┌──

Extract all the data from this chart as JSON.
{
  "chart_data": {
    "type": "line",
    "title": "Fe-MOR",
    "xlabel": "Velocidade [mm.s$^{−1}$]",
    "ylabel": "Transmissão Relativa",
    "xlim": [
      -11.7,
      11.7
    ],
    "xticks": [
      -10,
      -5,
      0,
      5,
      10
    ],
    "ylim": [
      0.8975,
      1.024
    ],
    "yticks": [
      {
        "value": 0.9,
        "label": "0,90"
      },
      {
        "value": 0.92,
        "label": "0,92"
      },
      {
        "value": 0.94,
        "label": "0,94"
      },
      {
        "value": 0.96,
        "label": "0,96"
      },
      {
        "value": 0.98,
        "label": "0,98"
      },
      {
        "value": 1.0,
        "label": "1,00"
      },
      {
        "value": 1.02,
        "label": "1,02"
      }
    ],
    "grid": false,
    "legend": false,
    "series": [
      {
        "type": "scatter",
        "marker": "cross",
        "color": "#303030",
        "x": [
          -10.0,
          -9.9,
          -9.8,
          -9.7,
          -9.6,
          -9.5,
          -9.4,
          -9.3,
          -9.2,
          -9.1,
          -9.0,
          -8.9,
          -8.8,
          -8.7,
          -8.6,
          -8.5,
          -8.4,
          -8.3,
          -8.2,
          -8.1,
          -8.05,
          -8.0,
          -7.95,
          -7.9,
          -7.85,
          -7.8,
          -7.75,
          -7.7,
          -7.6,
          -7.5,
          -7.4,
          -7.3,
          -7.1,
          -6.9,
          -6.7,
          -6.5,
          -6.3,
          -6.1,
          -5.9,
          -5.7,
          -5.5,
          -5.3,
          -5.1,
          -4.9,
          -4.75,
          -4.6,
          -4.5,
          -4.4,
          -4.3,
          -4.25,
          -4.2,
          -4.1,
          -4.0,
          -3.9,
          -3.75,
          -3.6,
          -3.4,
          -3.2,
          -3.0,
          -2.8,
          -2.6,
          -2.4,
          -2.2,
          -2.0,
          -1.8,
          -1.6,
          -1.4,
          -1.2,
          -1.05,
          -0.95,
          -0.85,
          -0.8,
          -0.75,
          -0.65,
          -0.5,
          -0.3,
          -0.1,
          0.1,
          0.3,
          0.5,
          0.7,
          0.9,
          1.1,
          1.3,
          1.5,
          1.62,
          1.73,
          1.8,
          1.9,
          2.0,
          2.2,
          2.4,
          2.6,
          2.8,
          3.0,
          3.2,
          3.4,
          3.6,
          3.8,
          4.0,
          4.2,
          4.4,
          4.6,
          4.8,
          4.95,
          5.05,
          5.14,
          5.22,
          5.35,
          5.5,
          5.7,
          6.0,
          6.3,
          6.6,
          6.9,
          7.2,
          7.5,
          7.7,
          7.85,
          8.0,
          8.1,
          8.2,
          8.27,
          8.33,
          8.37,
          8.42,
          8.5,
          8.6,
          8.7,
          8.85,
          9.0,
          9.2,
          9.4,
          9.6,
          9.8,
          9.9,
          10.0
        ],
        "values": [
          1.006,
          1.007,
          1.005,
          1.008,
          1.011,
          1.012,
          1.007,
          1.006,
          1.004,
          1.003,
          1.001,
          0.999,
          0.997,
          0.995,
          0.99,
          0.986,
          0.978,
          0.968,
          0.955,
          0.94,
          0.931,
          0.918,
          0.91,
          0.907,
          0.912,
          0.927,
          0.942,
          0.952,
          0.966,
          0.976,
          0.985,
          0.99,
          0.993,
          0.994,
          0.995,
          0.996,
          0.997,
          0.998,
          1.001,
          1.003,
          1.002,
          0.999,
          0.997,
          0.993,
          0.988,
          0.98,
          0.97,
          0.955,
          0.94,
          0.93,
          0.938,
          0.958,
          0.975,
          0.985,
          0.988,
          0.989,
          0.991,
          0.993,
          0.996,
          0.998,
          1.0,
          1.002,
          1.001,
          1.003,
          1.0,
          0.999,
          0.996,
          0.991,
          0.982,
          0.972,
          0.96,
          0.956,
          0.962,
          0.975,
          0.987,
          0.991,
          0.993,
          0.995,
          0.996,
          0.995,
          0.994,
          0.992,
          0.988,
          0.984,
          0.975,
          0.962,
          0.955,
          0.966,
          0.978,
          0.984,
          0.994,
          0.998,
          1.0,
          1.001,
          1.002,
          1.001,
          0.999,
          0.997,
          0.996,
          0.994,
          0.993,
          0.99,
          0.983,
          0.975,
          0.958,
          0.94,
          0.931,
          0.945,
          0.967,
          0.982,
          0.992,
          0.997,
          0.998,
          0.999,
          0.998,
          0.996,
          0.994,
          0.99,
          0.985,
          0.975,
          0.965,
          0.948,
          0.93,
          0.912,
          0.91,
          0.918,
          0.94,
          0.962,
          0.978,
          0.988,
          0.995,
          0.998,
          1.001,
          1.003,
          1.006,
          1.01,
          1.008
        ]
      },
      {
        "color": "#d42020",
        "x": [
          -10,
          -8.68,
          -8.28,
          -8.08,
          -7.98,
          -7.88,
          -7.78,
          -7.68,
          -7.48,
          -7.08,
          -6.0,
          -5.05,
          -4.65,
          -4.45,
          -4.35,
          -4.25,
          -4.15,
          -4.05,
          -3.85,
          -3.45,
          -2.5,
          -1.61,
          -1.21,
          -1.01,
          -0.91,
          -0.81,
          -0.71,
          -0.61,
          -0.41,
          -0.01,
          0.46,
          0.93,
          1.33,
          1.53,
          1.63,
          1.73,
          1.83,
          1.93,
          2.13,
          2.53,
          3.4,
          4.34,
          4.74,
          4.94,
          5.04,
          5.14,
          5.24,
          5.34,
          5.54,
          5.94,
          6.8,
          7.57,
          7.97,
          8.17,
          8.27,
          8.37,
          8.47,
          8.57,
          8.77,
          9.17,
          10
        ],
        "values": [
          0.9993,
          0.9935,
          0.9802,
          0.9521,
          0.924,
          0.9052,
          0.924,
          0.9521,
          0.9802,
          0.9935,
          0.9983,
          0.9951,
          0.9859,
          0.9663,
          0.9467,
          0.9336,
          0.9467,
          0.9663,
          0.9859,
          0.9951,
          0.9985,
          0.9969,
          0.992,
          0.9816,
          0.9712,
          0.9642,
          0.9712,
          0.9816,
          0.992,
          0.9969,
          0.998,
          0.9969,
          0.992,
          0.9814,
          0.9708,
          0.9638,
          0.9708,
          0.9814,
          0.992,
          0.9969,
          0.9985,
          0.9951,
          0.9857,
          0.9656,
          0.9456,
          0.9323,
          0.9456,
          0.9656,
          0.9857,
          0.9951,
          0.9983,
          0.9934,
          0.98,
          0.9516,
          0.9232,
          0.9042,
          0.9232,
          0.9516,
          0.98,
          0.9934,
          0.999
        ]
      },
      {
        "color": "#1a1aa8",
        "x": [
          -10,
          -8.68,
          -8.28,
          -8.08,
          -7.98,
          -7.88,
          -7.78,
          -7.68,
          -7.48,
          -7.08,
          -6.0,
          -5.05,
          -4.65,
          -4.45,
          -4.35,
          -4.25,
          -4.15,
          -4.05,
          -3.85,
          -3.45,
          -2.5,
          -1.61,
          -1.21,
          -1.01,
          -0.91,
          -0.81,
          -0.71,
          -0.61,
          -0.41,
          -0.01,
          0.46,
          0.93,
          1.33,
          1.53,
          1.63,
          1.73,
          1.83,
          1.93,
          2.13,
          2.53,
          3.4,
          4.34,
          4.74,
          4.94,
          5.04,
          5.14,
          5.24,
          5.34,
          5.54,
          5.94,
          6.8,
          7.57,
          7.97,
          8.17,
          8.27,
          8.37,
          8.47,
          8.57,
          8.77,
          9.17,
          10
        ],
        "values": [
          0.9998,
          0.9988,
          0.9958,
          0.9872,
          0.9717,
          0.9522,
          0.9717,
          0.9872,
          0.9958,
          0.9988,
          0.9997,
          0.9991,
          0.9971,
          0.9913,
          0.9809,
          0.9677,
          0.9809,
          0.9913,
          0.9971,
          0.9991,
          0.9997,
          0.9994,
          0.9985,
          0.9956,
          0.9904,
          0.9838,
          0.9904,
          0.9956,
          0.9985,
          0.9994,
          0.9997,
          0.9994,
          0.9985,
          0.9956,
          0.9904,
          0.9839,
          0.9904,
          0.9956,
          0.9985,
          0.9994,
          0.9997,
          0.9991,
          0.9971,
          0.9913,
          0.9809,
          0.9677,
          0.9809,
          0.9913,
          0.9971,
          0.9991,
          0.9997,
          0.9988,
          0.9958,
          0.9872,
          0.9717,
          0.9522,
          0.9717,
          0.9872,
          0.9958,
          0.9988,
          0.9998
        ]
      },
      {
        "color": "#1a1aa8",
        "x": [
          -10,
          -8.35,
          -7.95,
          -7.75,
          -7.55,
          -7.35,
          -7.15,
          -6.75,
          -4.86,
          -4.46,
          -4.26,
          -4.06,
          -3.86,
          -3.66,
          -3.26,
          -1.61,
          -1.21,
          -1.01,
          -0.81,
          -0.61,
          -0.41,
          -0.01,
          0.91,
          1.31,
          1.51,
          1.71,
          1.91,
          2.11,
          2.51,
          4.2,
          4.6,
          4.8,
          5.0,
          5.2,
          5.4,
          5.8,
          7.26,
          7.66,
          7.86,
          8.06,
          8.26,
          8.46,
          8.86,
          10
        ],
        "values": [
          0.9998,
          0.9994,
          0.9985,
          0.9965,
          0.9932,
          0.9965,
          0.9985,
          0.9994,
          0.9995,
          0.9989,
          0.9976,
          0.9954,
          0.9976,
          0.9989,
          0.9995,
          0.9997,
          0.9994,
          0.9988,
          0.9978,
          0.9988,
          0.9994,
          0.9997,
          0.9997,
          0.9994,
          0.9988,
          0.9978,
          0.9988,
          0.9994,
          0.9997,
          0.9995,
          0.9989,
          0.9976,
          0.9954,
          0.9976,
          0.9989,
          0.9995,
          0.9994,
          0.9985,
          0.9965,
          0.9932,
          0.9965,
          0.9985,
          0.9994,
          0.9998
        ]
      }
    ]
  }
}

└──

Your task is to pick out every line with the string "color" and copy it.

        "color": "#303030",
        "color": "#d42020",
        "color": "#1a1aa8",
        "color": "#1a1aa8",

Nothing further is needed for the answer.